● **Data entries**:

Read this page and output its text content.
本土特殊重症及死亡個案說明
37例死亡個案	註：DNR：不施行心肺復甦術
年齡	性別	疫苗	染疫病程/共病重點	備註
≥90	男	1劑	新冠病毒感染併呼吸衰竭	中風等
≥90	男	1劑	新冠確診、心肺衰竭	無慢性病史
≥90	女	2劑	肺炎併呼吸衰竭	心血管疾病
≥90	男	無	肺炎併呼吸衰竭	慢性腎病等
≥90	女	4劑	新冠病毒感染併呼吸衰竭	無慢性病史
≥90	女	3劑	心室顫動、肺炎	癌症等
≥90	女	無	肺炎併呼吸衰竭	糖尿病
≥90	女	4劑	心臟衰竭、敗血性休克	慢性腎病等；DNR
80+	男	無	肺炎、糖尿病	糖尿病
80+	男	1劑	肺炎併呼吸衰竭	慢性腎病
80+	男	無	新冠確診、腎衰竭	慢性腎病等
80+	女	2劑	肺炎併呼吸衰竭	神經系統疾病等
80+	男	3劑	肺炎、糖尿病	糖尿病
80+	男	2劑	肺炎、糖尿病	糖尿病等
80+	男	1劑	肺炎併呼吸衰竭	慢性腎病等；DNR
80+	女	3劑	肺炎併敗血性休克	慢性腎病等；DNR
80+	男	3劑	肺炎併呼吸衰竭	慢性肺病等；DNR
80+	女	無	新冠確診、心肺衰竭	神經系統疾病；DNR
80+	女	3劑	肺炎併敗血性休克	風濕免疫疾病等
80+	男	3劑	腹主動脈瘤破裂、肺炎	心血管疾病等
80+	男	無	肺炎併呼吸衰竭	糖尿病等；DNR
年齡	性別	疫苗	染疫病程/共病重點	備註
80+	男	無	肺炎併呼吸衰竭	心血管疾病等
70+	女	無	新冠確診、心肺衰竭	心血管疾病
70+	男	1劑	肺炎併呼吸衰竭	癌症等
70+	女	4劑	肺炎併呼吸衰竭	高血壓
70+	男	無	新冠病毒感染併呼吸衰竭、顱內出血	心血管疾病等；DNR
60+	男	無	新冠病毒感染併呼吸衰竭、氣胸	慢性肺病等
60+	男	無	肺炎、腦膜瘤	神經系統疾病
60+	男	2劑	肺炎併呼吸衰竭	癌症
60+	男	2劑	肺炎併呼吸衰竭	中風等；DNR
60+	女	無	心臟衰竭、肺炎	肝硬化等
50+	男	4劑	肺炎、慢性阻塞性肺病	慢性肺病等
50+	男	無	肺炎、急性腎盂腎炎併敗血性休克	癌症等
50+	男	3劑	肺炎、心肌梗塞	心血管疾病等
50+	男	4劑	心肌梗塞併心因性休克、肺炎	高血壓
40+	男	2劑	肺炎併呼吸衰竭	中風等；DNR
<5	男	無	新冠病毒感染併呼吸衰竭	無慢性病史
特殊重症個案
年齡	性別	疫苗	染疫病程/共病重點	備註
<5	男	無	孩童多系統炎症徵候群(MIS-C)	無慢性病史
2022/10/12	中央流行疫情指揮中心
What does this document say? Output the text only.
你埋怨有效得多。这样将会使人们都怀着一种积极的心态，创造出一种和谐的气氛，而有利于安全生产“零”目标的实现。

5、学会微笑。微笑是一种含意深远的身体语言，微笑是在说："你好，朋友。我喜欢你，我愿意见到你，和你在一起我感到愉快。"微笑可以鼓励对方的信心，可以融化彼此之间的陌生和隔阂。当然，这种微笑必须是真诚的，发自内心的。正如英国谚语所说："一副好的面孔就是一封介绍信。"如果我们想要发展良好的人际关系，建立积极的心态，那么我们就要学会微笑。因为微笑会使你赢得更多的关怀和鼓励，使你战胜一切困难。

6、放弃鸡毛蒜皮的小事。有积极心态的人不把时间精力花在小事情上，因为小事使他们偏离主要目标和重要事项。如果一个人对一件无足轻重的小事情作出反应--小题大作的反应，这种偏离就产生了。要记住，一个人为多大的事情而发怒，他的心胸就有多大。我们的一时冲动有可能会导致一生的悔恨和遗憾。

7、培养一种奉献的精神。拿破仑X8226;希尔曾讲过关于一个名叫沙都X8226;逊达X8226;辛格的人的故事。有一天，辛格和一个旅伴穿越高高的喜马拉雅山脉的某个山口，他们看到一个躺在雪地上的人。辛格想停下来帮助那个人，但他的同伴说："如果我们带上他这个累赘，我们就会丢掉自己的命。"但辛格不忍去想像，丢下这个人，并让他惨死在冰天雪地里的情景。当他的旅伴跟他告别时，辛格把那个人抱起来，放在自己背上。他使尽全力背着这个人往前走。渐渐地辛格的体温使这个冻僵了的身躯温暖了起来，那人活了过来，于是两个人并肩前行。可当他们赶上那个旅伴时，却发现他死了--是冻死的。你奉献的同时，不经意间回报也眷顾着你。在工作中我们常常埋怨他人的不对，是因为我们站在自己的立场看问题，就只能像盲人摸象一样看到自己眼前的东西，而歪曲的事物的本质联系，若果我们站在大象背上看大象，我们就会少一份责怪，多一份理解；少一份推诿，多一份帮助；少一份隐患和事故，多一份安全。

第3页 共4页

● **Written request**:
Retype all the material above precisely, with no line left out.

● **Task response**:
Read this page and output its text content.
本土特殊重症及死亡個案說明
37例死亡個案	註：DNR：不施行心肺復甦術
年齡	性別	疫苗	染疫病程/共病重點	備註
≥90	男	1劑	新冠病毒感染併呼吸衰竭	中風等
≥90	男	1劑	新冠確診、心肺衰竭	無慢性病史
≥90	女	2劑	肺炎併呼吸衰竭	心血管疾病
≥90	男	無	肺炎併呼吸衰竭	慢性腎病等
≥90	女	4劑	新冠病毒感染併呼吸衰竭	無慢性病史
≥90	女	3劑	心室顫動、肺炎	癌症等
≥90	女	無	肺炎併呼吸衰竭	糖尿病
≥90	女	4劑	心臟衰竭、敗血性休克	慢性腎病等；DNR
80+	男	無	肺炎、糖尿病	糖尿病
80+	男	1劑	肺炎併呼吸衰竭	慢性腎病
80+	男	無	新冠確診、腎衰竭	慢性腎病等
80+	女	2劑	肺炎併呼吸衰竭	神經系統疾病等
80+	男	3劑	肺炎、糖尿病	糖尿病
80+	男	2劑	肺炎、糖尿病	糖尿病等
80+	男	1劑	肺炎併呼吸衰竭	慢性腎病等；DNR
80+	女	3劑	肺炎併敗血性休克	慢性腎病等；DNR
80+	男	3劑	肺炎併呼吸衰竭	慢性肺病等；DNR
80+	女	無	新冠確診、心肺衰竭	神經系統疾病；DNR
80+	女	3劑	肺炎併敗血性休克	風濕免疫疾病等
80+	男	3劑	腹主動脈瘤破裂、肺炎	心血管疾病等
80+	男	無	肺炎併呼吸衰竭	糖尿病等；DNR
年齡	性別	疫苗	染疫病程/共病重點	備註
80+	男	無	肺炎併呼吸衰竭	心血管疾病等
70+	女	無	新冠確診、心肺衰竭	心血管疾病
70+	男	1劑	肺炎併呼吸衰竭	癌症等
70+	女	4劑	肺炎併呼吸衰竭	高血壓
70+	男	無	新冠病毒感染併呼吸衰竭、顱內出血	心血管疾病等；DNR
60+	男	無	新冠病毒感染併呼吸衰竭、氣胸	慢性肺病等
60+	男	無	肺炎、腦膜瘤	神經系統疾病
60+	男	2劑	肺炎併呼吸衰竭	癌症
60+	男	2劑	肺炎併呼吸衰竭	中風等；DNR
60+	女	無	心臟衰竭、肺炎	肝硬化等
50+	男	4劑	肺炎、慢性阻塞性肺病	慢性肺病等
50+	男	無	肺炎、急性腎盂腎炎併敗血性休克	癌症等
50+	男	3劑	肺炎、心肌梗塞	心血管疾病等
50+	男	4劑	心肌梗塞併心因性休克、肺炎	高血壓
40+	男	2劑	肺炎併呼吸衰竭	中風等；DNR
<5	男	無	新冠病毒感染併呼吸衰竭	無慢性病史
特殊重症個案
年齡	性別	疫苗	染疫病程/共病重點	備註
<5	男	無	孩童多系統炎症徵候群(MIS-C)	無慢性病史
2022/10/12	中央流行疫情指揮中心
What does this document say? Output the text only.
你埋怨有效得多。这样将会使人们都怀着一种积极的心态，创造出一种和谐的气氛，而有利于安全生产“零”目标的实现。

5、学会微笑。微笑是一种含意深远的身体语言，微笑是在说："你好，朋友。我喜欢你，我愿意见到你，和你在一起我感到愉快。"微笑可以鼓励对方的信心，可以融化彼此之间的陌生和隔阂。当然，这种微笑必须是真诚的，发自内心的。正如英国谚语所说："一副好的面孔就是一封介绍信。"如果我们想要发展良好的人际关系，建立积极的心态，那么我们就要学会微笑。因为微笑会使你赢得更多的关怀和鼓励，使你战胜一切困难。

6、放弃鸡毛蒜皮的小事。有积极心态的人不把时间精力花在小事情上，因为小事使他们偏离主要目标和重要事项。如果一个人对一件无足轻重的小事情作出反应--小题大作的反应，这种偏离就产生了。要记住，一个人为多大的事情而发怒，他的心胸就有多大。我们的一时冲动有可能会导致一生的悔恨和遗憾。

7、培养一种奉献的精神。拿破仑X8226;希尔曾讲过关于一个名叫沙都X8226;逊达X8226;辛格的人的故事。有一天，辛格和一个旅伴穿越高高的喜马拉雅山脉的某个山口，他们看到一个躺在雪地上的人。辛格想停下来帮助那个人，但他的同伴说："如果我们带上他这个累赘，我们就会丢掉自己的命。"但辛格不忍去想像，丢下这个人，并让他惨死在冰天雪地里的情景。当他的旅伴跟他告别时，辛格把那个人抱起来，放在自己背上。他使尽全力背着这个人往前走。渐渐地辛格的体温使这个冻僵了的身躯温暖了起来，那人活了过来，于是两个人并肩前行。可当他们赶上那个旅伴时，却发现他死了--是冻死的。你奉献的同时，不经意间回报也眷顾着你。在工作中我们常常埋怨他人的不对，是因为我们站在自己的立场看问题，就只能像盲人摸象一样看到自己眼前的东西，而歪曲的事物的本质联系，若果我们站在大象背上看大象，我们就会少一份责怪，多一份理解；少一份推诿，多一份帮助；少一份隐患和事故，多一份安全。

第3页 共4页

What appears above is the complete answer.